- _WHAT IS ASKED_: From the listing below, pull each line that includes "Mittente".

[Lines of data]
————————

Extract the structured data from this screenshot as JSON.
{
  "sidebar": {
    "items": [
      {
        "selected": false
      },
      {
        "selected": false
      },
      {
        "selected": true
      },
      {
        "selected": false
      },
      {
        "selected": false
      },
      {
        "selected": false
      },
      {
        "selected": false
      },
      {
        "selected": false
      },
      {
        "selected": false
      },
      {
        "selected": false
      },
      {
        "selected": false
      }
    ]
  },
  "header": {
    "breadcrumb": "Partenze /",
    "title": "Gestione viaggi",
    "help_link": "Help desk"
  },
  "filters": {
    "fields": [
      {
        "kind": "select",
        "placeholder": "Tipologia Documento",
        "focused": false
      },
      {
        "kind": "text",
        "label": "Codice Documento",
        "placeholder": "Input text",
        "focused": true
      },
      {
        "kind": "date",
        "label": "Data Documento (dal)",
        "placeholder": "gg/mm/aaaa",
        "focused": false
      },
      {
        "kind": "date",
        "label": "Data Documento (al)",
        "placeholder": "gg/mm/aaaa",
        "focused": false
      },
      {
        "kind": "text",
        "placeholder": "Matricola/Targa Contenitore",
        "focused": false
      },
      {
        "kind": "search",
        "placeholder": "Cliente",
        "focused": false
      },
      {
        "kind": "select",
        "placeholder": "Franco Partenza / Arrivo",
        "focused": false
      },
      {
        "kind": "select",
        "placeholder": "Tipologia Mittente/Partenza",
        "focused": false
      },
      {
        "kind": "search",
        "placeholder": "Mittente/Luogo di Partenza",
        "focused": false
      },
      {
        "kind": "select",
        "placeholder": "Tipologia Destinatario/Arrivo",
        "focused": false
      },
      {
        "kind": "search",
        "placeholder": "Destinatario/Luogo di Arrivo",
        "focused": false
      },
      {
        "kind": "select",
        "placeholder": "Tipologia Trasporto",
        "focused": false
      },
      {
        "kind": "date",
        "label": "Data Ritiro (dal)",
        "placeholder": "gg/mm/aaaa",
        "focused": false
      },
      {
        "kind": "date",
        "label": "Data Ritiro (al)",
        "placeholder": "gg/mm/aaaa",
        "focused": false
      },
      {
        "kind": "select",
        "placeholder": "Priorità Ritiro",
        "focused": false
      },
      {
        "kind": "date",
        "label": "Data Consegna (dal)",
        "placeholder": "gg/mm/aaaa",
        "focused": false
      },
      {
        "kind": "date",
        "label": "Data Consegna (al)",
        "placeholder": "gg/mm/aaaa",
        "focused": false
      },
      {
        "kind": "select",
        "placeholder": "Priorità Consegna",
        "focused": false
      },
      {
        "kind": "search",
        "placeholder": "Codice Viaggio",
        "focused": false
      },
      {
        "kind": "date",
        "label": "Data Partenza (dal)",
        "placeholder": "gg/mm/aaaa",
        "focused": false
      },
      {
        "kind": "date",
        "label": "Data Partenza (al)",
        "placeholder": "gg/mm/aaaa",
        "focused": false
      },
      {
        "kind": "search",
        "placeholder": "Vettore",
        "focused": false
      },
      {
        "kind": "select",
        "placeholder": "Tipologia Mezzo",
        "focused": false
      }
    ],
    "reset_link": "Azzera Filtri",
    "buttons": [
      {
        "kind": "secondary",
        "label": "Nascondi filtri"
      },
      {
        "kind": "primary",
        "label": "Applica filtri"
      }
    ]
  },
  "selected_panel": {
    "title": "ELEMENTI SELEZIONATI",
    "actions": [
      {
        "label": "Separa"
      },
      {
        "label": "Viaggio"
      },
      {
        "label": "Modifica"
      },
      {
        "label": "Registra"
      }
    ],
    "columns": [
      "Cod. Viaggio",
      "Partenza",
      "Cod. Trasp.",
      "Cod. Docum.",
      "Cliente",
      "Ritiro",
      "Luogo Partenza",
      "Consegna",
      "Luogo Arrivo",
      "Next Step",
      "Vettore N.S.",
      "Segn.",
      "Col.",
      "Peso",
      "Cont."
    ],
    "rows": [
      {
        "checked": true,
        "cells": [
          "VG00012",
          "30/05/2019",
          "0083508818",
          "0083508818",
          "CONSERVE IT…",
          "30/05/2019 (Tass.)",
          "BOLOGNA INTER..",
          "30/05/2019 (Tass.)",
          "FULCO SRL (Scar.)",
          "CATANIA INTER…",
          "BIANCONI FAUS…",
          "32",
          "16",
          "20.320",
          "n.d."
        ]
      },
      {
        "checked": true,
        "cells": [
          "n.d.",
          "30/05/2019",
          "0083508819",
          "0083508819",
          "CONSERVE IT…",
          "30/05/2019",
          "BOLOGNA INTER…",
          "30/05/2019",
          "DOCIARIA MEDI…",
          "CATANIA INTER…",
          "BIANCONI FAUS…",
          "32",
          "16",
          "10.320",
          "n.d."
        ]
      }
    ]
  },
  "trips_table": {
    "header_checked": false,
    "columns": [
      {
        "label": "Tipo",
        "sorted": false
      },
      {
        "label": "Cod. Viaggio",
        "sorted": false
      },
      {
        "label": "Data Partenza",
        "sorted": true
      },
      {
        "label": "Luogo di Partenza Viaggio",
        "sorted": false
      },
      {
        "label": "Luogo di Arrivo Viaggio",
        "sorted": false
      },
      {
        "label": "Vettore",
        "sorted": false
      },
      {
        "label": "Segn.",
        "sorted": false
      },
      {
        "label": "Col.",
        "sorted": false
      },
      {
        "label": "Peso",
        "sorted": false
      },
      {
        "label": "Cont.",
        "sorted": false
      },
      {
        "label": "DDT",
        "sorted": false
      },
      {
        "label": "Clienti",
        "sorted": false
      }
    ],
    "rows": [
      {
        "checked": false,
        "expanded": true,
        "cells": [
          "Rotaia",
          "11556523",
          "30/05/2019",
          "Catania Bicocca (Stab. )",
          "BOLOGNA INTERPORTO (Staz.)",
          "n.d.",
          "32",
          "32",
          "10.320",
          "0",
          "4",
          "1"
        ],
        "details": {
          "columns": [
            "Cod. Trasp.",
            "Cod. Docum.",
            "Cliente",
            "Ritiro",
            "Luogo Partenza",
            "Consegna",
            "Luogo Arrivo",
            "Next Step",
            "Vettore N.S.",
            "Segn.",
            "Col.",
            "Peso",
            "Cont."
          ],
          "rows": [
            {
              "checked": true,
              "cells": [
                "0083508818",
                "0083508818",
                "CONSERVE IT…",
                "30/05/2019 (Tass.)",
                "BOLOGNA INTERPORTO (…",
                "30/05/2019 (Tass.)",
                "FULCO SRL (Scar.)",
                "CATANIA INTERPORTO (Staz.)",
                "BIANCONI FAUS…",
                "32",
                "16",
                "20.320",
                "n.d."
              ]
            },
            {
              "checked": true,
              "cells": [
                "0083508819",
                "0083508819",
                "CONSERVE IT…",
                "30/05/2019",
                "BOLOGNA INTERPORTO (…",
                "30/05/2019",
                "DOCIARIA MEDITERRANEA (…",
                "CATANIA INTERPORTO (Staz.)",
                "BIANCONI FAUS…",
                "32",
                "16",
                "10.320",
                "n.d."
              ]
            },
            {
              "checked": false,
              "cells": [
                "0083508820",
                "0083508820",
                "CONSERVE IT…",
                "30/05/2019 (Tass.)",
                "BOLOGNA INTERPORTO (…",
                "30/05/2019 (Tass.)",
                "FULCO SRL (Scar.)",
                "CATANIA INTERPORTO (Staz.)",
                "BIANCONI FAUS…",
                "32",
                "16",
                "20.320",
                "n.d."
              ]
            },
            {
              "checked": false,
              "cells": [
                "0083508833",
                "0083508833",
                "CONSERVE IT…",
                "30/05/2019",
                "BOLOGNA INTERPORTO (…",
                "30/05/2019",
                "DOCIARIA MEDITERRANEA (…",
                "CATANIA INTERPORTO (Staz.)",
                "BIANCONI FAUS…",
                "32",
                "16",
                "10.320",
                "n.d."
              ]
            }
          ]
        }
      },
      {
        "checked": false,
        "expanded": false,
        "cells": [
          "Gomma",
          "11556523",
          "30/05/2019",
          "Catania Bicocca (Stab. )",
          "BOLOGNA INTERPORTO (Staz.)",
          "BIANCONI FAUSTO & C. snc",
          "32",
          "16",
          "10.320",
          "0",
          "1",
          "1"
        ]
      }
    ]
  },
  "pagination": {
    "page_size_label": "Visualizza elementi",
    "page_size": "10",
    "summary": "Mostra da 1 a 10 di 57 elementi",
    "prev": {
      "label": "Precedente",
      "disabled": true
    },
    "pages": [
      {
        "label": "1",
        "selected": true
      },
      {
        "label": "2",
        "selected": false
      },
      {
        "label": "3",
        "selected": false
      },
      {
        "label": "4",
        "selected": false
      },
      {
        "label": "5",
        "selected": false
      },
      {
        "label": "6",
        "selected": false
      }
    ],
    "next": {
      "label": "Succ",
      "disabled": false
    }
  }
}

————————

- _CORRECT RESPONSE_:
        "placeholder": "Tipologia Mittente/Partenza",
        "placeholder": "Mittente/Luogo di Partenza",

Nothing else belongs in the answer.